Exactly reproduce each entry, leaving out nothing.

RECORDS SHOWN:
╭──

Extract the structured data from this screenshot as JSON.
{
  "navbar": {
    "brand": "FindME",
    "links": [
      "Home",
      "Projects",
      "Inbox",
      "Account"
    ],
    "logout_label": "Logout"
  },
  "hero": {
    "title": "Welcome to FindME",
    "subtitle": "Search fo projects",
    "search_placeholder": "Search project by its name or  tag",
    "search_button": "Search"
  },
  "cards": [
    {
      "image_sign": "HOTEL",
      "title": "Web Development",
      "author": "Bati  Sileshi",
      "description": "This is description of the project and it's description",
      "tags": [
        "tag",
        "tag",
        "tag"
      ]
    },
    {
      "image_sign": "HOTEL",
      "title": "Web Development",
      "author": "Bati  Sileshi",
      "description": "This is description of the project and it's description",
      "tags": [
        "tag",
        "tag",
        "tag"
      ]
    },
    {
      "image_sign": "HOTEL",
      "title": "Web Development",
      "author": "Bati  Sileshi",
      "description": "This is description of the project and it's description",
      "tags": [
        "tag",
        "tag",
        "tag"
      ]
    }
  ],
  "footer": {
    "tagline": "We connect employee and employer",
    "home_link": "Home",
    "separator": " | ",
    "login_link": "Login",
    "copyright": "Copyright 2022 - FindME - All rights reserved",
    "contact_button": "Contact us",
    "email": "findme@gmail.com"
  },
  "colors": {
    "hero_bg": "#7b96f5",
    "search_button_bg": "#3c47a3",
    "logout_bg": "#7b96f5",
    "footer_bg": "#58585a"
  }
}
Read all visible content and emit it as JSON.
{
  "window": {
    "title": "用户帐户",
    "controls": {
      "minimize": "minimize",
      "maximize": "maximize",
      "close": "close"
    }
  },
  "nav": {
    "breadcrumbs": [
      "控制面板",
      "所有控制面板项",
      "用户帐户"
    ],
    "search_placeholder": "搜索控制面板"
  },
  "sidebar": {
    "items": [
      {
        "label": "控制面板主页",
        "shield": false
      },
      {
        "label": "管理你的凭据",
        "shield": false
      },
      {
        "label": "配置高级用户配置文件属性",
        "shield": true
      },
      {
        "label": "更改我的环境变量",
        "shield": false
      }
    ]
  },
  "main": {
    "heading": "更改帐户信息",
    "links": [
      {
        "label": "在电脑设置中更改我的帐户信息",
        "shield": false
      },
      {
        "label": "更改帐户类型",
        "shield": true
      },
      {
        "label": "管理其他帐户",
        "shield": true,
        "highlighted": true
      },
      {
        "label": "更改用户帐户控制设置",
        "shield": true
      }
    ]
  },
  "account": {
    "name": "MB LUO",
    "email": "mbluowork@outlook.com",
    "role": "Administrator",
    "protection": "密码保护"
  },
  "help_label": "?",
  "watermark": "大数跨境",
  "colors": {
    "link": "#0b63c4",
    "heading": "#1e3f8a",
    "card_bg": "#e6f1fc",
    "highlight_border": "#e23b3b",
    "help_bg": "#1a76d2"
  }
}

╰──

TASK OUTPUT:
Extract the structured data from this screenshot as JSON.
{
  "navbar": {
    "brand": "FindME",
    "links": [
      "Home",
      "Projects",
      "Inbox",
      "Account"
    ],
    "logout_label": "Logout"
  },
  "hero": {
    "title": "Welcome to FindME",
    "subtitle": "Search fo projects",
    "search_placeholder": "Search project by its name or  tag",
    "search_button": "Search"
  },
  "cards": [
    {
      "image_sign": "HOTEL",
      "title": "Web Development",
      "author": "Bati  Sileshi",
      "description": "This is description of the project and it's description",
      "tags": [
        "tag",
        "tag",
        "tag"
      ]
    },
    {
      "image_sign": "HOTEL",
      "title": "Web Development",
      "author": "Bati  Sileshi",
      "description": "This is description of the project and it's description",
      "tags": [
        "tag",
        "tag",
        "tag"
      ]
    },
    {
      "image_sign": "HOTEL",
      "title": "Web Development",
      "author": "Bati  Sileshi",
      "description": "This is description of the project and it's description",
      "tags": [
        "tag",
        "tag",
        "tag"
      ]
    }
  ],
  "footer": {
    "tagline": "We connect employee and employer",
    "home_link": "Home",
    "separator": " | ",
    "login_link": "Login",
    "copyright": "Copyright 2022 - FindME - All rights reserved",
    "contact_button": "Contact us",
    "email": "findme@gmail.com"
  },
  "colors": {
    "hero_bg": "#7b96f5",
    "search_button_bg": "#3c47a3",
    "logout_bg": "#7b96f5",
    "footer_bg": "#58585a"
  }
}
Read all visible content and emit it as JSON.
{
  "window": {
    "title": "用户帐户",
    "controls": {
      "minimize": "minimize",
      "maximize": "maximize",
      "close": "close"
    }
  },
  "nav": {
    "breadcrumbs": [
      "控制面板",
      "所有控制面板项",
      "用户帐户"
    ],
    "search_placeholder": "搜索控制面板"
  },
  "sidebar": {
    "items": [
      {
        "label": "控制面板主页",
        "shield": false
      },
      {
        "label": "管理你的凭据",
        "shield": false
      },
      {
        "label": "配置高级用户配置文件属性",
        "shield": true
      },
      {
        "label": "更改我的环境变量",
        "shield": false
      }
    ]
  },
  "main": {
    "heading": "更改帐户信息",
    "links": [
      {
        "label": "在电脑设置中更改我的帐户信息",
        "shield": false
      },
      {
        "label": "更改帐户类型",
        "shield": true
      },
      {
        "label": "管理其他帐户",
        "shield": true,
        "highlighted": true
      },
      {
        "label": "更改用户帐户控制设置",
        "shield": true
      }
    ]
  },
  "account": {
    "name": "MB LUO",
    "email": "mbluowork@outlook.com",
    "role": "Administrator",
    "protection": "密码保护"
  },
  "help_label": "?",
  "watermark": "大数跨境",
  "colors": {
    "link": "#0b63c4",
    "heading": "#1e3f8a",
    "card_bg": "#e6f1fc",
    "highlight_border": "#e23b3b",
    "help_bg": "#1a76d2"
  }
}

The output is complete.